- _STATED TASK_: Make an exact copy of the listing below.

Start of RECORDED DATA

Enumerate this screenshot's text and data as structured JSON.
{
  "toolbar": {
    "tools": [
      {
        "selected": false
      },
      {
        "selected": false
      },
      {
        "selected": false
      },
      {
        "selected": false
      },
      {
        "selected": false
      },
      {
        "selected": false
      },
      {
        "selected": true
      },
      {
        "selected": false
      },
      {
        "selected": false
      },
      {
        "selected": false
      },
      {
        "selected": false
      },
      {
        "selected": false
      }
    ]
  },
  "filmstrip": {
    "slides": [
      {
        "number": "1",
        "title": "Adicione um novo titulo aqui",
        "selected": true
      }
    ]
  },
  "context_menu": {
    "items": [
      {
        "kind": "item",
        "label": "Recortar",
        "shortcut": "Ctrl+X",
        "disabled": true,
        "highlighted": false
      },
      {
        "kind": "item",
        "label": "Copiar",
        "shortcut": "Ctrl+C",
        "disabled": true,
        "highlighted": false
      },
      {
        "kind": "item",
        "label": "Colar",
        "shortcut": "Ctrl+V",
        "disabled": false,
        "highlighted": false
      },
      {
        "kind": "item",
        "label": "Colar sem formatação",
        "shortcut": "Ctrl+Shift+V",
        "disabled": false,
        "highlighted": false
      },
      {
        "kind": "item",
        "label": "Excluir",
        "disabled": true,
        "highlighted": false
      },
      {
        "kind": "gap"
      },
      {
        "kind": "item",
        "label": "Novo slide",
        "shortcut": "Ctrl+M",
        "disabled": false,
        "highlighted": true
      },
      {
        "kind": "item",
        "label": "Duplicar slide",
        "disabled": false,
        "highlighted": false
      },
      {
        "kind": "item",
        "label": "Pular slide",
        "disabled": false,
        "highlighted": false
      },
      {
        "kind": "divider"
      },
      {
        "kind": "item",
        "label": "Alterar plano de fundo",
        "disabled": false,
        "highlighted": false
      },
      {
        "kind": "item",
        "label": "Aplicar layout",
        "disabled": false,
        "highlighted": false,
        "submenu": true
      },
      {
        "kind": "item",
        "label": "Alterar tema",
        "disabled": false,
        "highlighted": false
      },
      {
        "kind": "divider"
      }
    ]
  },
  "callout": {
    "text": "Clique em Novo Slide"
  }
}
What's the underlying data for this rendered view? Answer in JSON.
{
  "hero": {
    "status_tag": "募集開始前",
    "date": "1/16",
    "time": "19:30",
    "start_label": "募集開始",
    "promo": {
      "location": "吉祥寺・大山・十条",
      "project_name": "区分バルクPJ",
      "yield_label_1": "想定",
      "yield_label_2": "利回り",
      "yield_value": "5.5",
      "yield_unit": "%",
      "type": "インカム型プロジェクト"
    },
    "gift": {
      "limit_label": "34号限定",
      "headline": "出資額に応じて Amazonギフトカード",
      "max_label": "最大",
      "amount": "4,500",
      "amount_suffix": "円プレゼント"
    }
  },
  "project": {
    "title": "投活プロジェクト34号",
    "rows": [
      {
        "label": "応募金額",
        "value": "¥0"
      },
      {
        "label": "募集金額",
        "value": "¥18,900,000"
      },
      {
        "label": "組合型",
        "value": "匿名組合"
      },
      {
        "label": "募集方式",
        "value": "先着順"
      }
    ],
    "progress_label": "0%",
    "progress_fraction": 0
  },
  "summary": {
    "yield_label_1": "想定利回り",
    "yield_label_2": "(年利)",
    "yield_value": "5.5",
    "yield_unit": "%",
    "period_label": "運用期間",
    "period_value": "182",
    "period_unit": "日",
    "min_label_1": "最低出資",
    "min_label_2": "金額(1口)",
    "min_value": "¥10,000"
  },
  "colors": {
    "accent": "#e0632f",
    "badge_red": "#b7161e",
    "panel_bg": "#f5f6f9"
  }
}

End of RECORDED DATA

- _SOLUTION FOR THIS EXERCISE_:
Enumerate this screenshot's text and data as structured JSON.
{
  "toolbar": {
    "tools": [
      {
        "selected": false
      },
      {
        "selected": false
      },
      {
        "selected": false
      },
      {
        "selected": false
      },
      {
        "selected": false
      },
      {
        "selected": false
      },
      {
        "selected": true
      },
      {
        "selected": false
      },
      {
        "selected": false
      },
      {
        "selected": false
      },
      {
        "selected": false
      },
      {
        "selected": false
      }
    ]
  },
  "filmstrip": {
    "slides": [
      {
        "number": "1",
        "title": "Adicione um novo titulo aqui",
        "selected": true
      }
    ]
  },
  "context_menu": {
    "items": [
      {
        "kind": "item",
        "label": "Recortar",
        "shortcut": "Ctrl+X",
        "disabled": true,
        "highlighted": false
      },
      {
        "kind": "item",
        "label": "Copiar",
        "shortcut": "Ctrl+C",
        "disabled": true,
        "highlighted": false
      },
      {
        "kind": "item",
        "label": "Colar",
        "shortcut": "Ctrl+V",
        "disabled": false,
        "highlighted": false
      },
      {
        "kind": "item",
        "label": "Colar sem formatação",
        "shortcut": "Ctrl+Shift+V",
        "disabled": false,
        "highlighted": false
      },
      {
        "kind": "item",
        "label": "Excluir",
        "disabled": true,
        "highlighted": false
      },
      {
        "kind": "gap"
      },
      {
        "kind": "item",
        "label": "Novo slide",
        "shortcut": "Ctrl+M",
        "disabled": false,
        "highlighted": true
      },
      {
        "kind": "item",
        "label": "Duplicar slide",
        "disabled": false,
        "highlighted": false
      },
      {
        "kind": "item",
        "label": "Pular slide",
        "disabled": false,
        "highlighted": false
      },
      {
        "kind": "divider"
      },
      {
        "kind": "item",
        "label": "Alterar plano de fundo",
        "disabled": false,
        "highlighted": false
      },
      {
        "kind": "item",
        "label": "Aplicar layout",
        "disabled": false,
        "highlighted": false,
        "submenu": true
      },
      {
        "kind": "item",
        "label": "Alterar tema",
        "disabled": false,
        "highlighted": false
      },
      {
        "kind": "divider"
      }
    ]
  },
  "callout": {
    "text": "Clique em Novo Slide"
  }
}
What's the underlying data for this rendered view? Answer in JSON.
{
  "hero": {
    "status_tag": "募集開始前",
    "date": "1/16",
    "time": "19:30",
    "start_label": "募集開始",
    "promo": {
      "location": "吉祥寺・大山・十条",
      "project_name": "区分バルクPJ",
      "yield_label_1": "想定",
      "yield_label_2": "利回り",
      "yield_value": "5.5",
      "yield_unit": "%",
      "type": "インカム型プロジェクト"
    },
    "gift": {
      "limit_label": "34号限定",
      "headline": "出資額に応じて Amazonギフトカード",
      "max_label": "最大",
      "amount": "4,500",
      "amount_suffix": "円プレゼント"
    }
  },
  "project": {
    "title": "投活プロジェクト34号",
    "rows": [
      {
        "label": "応募金額",
        "value": "¥0"
      },
      {
        "label": "募集金額",
        "value": "¥18,900,000"
      },
      {
        "label": "組合型",
        "value": "匿名組合"
      },
      {
        "label": "募集方式",
        "value": "先着順"
      }
    ],
    "progress_label": "0%",
    "progress_fraction": 0
  },
  "summary": {
    "yield_label_1": "想定利回り",
    "yield_label_2": "(年利)",
    "yield_value": "5.5",
    "yield_unit": "%",
    "period_label": "運用期間",
    "period_value": "182",
    "period_unit": "日",
    "min_label_1": "最低出資",
    "min_label_2": "金額(1口)",
    "min_value": "¥10,000"
  },
  "colors": {
    "accent": "#e0632f",
    "badge_red": "#b7161e",
    "panel_bg": "#f5f6f9"
  }
}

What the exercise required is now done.